_Data provided_
============

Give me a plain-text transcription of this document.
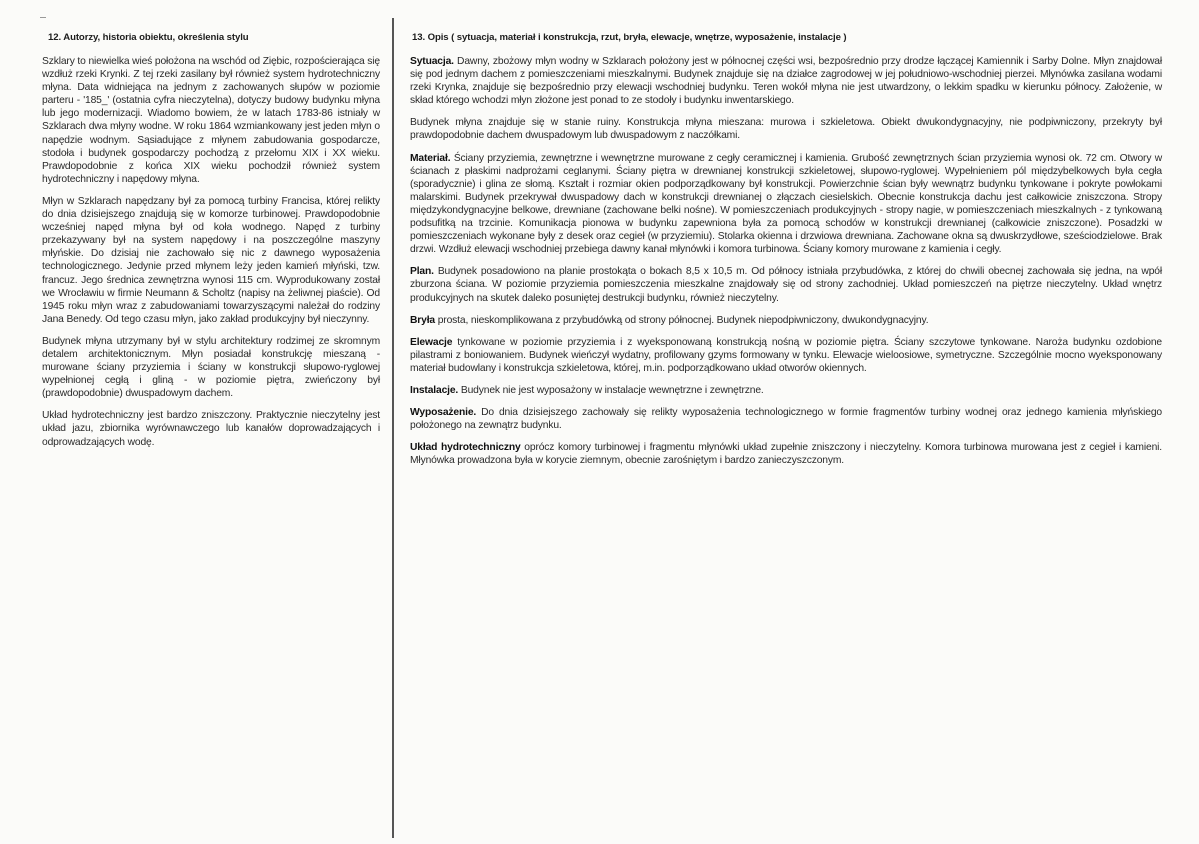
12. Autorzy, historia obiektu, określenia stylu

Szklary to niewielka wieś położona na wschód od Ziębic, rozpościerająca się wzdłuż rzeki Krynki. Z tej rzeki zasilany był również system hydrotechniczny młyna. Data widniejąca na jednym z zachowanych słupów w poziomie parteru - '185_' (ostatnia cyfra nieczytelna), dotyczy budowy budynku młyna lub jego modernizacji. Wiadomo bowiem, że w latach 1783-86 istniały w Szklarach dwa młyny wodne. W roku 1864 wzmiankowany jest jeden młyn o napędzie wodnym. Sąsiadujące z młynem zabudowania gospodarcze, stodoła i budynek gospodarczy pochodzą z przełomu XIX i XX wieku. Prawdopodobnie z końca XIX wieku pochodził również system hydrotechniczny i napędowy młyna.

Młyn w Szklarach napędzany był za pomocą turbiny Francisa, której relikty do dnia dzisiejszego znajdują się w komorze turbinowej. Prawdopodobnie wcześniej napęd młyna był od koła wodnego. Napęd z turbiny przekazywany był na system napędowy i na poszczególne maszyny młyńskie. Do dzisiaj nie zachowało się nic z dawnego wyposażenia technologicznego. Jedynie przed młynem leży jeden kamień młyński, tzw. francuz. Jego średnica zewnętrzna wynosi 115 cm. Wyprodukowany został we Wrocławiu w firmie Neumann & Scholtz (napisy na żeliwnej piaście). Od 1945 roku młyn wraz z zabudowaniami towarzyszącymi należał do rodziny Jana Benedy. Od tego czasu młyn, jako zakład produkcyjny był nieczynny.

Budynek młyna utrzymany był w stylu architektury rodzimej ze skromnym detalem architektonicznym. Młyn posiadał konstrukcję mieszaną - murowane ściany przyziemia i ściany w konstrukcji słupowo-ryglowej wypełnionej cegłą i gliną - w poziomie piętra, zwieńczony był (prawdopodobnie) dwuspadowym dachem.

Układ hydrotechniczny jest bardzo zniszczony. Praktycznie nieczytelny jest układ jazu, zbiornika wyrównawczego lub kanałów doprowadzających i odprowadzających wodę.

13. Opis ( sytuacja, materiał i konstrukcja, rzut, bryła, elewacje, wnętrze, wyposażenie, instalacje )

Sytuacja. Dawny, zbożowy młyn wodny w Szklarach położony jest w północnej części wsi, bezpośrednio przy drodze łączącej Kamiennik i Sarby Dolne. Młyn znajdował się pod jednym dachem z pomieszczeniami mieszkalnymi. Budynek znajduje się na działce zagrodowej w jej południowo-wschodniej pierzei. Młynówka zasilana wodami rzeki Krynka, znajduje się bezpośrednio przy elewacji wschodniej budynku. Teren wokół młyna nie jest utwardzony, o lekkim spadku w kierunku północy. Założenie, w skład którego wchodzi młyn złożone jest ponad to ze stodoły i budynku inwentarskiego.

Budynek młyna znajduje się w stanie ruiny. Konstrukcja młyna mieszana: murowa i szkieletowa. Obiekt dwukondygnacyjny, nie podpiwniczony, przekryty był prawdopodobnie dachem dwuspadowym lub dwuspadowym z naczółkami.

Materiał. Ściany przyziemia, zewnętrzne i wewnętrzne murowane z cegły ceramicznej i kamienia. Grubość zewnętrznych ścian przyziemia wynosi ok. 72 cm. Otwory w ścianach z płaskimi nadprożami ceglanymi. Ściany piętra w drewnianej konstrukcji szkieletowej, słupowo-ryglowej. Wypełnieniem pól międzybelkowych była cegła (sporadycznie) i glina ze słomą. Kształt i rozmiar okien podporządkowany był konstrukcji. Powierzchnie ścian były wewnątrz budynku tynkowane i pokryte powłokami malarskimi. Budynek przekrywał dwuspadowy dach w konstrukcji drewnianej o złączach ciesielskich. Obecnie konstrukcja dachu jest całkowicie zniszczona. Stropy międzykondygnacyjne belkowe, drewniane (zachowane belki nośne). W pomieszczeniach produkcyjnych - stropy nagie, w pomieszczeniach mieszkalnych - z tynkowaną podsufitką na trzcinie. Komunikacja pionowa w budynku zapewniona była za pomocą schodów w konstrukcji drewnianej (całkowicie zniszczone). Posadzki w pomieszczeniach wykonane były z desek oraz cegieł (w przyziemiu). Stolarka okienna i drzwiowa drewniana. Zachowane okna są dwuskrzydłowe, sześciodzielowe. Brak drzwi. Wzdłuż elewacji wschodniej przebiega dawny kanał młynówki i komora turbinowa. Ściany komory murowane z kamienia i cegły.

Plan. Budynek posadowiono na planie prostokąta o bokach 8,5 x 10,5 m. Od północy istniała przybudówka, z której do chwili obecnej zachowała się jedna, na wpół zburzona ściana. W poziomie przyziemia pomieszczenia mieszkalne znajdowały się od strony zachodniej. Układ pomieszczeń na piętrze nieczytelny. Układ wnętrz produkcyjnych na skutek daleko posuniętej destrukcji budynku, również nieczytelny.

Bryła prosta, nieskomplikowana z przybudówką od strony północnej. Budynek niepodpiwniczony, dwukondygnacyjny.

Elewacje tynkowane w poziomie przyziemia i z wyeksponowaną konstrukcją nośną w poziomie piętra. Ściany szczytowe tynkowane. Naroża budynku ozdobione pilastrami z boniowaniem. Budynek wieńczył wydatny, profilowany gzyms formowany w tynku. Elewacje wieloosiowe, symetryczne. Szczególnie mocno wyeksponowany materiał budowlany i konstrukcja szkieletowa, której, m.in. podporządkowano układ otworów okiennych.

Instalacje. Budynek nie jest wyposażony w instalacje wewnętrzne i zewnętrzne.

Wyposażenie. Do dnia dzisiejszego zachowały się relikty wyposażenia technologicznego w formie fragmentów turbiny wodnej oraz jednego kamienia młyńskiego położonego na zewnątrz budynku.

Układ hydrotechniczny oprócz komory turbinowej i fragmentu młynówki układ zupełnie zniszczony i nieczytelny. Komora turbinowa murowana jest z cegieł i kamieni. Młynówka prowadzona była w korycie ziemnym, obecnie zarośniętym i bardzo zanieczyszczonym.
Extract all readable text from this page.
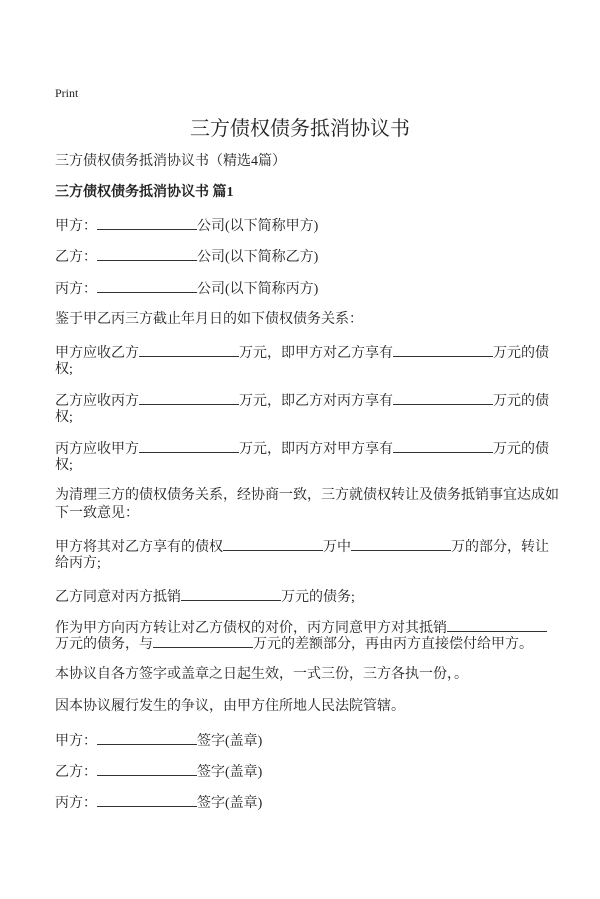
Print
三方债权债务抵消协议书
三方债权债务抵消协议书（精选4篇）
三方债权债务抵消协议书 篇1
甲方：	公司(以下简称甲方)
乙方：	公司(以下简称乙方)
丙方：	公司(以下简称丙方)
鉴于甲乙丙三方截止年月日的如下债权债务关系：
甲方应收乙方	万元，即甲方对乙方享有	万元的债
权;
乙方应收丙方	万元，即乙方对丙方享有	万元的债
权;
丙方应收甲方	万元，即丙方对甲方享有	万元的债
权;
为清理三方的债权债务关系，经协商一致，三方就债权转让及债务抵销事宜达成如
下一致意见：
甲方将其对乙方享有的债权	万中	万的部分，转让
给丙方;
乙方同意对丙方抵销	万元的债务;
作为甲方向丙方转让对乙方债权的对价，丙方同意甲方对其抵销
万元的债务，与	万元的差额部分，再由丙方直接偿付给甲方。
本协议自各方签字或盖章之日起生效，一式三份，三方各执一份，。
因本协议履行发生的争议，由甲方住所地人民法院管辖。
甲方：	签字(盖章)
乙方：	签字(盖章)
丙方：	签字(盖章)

============

_Goal_
From the data above, work out how many lines contain the string "stylu" and reply with only the number.

_Written reply_
2